Raw records:

** START **

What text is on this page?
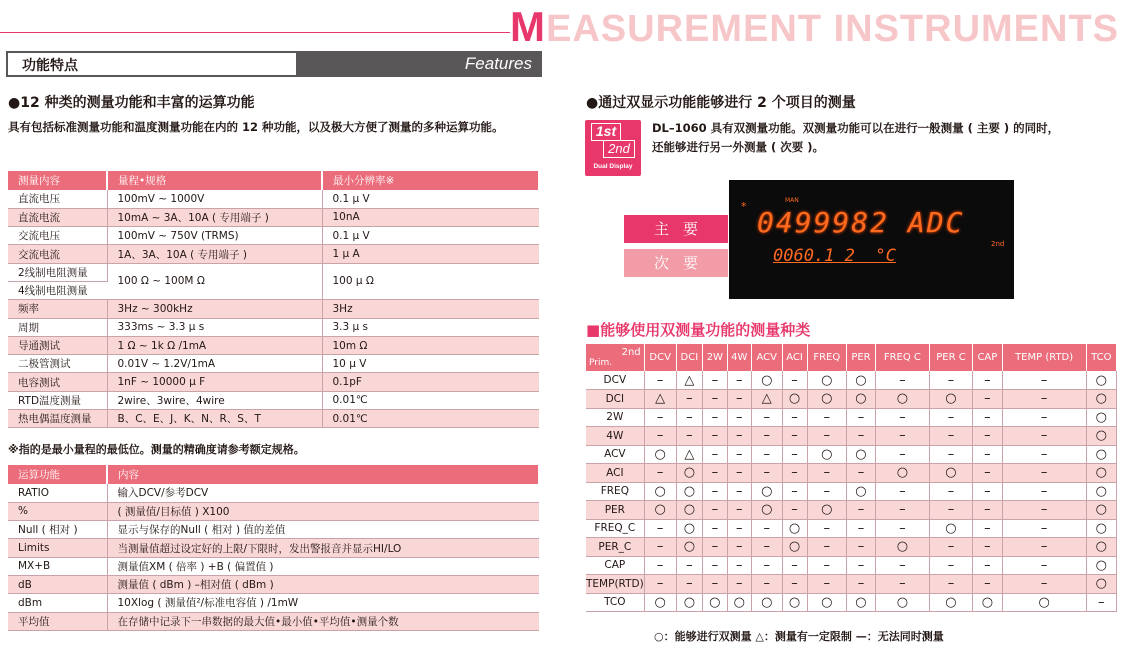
MEASUREMENT INSTRUMENTS
功能特点	Features
●12 种类的测量功能和丰富的运算功能
具有包括标准测量功能和温度测量功能在内的 12 种功能，以及极大方便了测量的多种运算功能。
测量内容	量程•规格	最小分辨率※
直流电压	100mV ~ 1000V	0.1 μ V
直流电流	10mA ~ 3A、10A ( 专用端子 )	10nA
交流电压	100mV ~ 750V (TRMS)	0.1 μ V
交流电流	1A、3A、10A ( 专用端子 )	1 μ A
2线制电阻测量	100 Ω ~ 100M Ω	100 μ Ω
4线制电阻测量		
频率	3Hz ~ 300kHz	3Hz
周期	333ms ~ 3.3 μ s	3.3 μ s
导通测试	1 Ω ~ 1k Ω /1mA	10m Ω
二极管测试	0.01V ~ 1.2V/1mA	10 μ V
电容测试	1nF ~ 10000 μ F	0.1pF
RTD温度测量	2wire、3wire、4wire	0.01℃
热电偶温度测量	B、C、E、J、K、N、R、S、T	0.01℃
※指的是最小量程的最低位。测量的精确度请参考额定规格。
运算功能	内容
RATIO	输入DCV/参考DCV
%	( 测量值/目标值 ) X100
Null ( 相对 )	显示与保存的Null ( 相对 ) 值的差值
Limits	当测量值超过设定好的上限/下限时，发出警报音并显示HI/LO
MX+B	测量值XM ( 倍率 ) +B ( 偏置值 )
dB	测量值 ( dBm ) –相对值 ( dBm )
dBm	10Xlog ( 测量值²/标准电容值 ) /1mW
平均值	在存储中记录下一串数据的最大值•最小值•平均值•测量个数
●通过双显示功能能够进行 2 个项目的测量
1st
2nd
Dual Display
DL–1060 具有双测量功能。双测量功能可以在进行一般测量 ( 主要 ) 的同时，
还能够进行另一外测量 ( 次要 )。
主要
次要
*	MAN
0499982 ADC
2nd
0060.1 2  °C
■能够使用双测量功能的测量种类
2nd
Prim.	DCV	DCI	2W	4W	ACV	ACI	FREQ	PER	FREQ C	PER C	CAP	TEMP (RTD)	TCO
DCV	–	△	–	–	○	–	○	○	–	–	–	–	○
DCI	△	–	–	–	△	○	○	○	○	○	–	–	○
2W	–	–	–	–	–	–	–	–	–	–	–	–	○
4W	–	–	–	–	–	–	–	–	–	–	–	–	○
ACV	○	△	–	–	–	–	○	○	–	–	–	–	○
ACI	–	○	–	–	–	–	–	–	○	○	–	–	○
FREQ	○	○	–	–	○	–	–	○	–	–	–	–	○
PER	○	○	–	–	○	–	○	–	–	–	–	–	○
FREQ_C	–	○	–	–	–	○	–	–	–	○	–	–	○
PER_C	–	○	–	–	–	○	–	–	○	–	–	–	○
CAP	–	–	–	–	–	–	–	–	–	–	–	–	○
TEMP(RTD)	–	–	–	–	–	–	–	–	–	–	–	–	○
TCO	○	○	○	○	○	○	○	○	○	○	○	○	–
○：能够进行双测量 △：测量有一定限制 —：无法同时测量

** END **

SHORT EXERCISE: Pictures stay out; repeat all the rest of the records exactly.

SOLVED EXERCISE:
What text is on this page?
MEASUREMENT INSTRUMENTS
功能特点	Features
●12 种类的测量功能和丰富的运算功能
具有包括标准测量功能和温度测量功能在内的 12 种功能，以及极大方便了测量的多种运算功能。
测量内容	量程•规格	最小分辨率※
直流电压	100mV ~ 1000V	0.1 μ V
直流电流	10mA ~ 3A、10A ( 专用端子 )	10nA
交流电压	100mV ~ 750V (TRMS)	0.1 μ V
交流电流	1A、3A、10A ( 专用端子 )	1 μ A
2线制电阻测量	100 Ω ~ 100M Ω	100 μ Ω
4线制电阻测量		
频率	3Hz ~ 300kHz	3Hz
周期	333ms ~ 3.3 μ s	3.3 μ s
导通测试	1 Ω ~ 1k Ω /1mA	10m Ω
二极管测试	0.01V ~ 1.2V/1mA	10 μ V
电容测试	1nF ~ 10000 μ F	0.1pF
RTD温度测量	2wire、3wire、4wire	0.01℃
热电偶温度测量	B、C、E、J、K、N、R、S、T	0.01℃
※指的是最小量程的最低位。测量的精确度请参考额定规格。
运算功能	内容
RATIO	输入DCV/参考DCV
%	( 测量值/目标值 ) X100
Null ( 相对 )	显示与保存的Null ( 相对 ) 值的差值
Limits	当测量值超过设定好的上限/下限时，发出警报音并显示HI/LO
MX+B	测量值XM ( 倍率 ) +B ( 偏置值 )
dB	测量值 ( dBm ) –相对值 ( dBm )
dBm	10Xlog ( 测量值²/标准电容值 ) /1mW
平均值	在存储中记录下一串数据的最大值•最小值•平均值•测量个数
●通过双显示功能能够进行 2 个项目的测量
1st
2nd
Dual Display
DL–1060 具有双测量功能。双测量功能可以在进行一般测量 ( 主要 ) 的同时，
还能够进行另一外测量 ( 次要 )。
主要
次要
*	MAN
0499982 ADC
2nd
0060.1 2  °C
■能够使用双测量功能的测量种类
2nd
Prim.	DCV	DCI	2W	4W	ACV	ACI	FREQ	PER	FREQ C	PER C	CAP	TEMP (RTD)	TCO
DCV	–	△	–	–	○	–	○	○	–	–	–	–	○
DCI	△	–	–	–	△	○	○	○	○	○	–	–	○
2W	–	–	–	–	–	–	–	–	–	–	–	–	○
4W	–	–	–	–	–	–	–	–	–	–	–	–	○
ACV	○	△	–	–	–	–	○	○	–	–	–	–	○
ACI	–	○	–	–	–	–	–	–	○	○	–	–	○
FREQ	○	○	–	–	○	–	–	○	–	–	–	–	○
PER	○	○	–	–	○	–	○	–	–	–	–	–	○
FREQ_C	–	○	–	–	–	○	–	–	–	○	–	–	○
PER_C	–	○	–	–	–	○	–	–	○	–	–	–	○
CAP	–	–	–	–	–	–	–	–	–	–	–	–	○
TEMP(RTD)	–	–	–	–	–	–	–	–	–	–	–	–	○
TCO	○	○	○	○	○	○	○	○	○	○	○	○	–
○：能够进行双测量 △：测量有一定限制 —：无法同时测量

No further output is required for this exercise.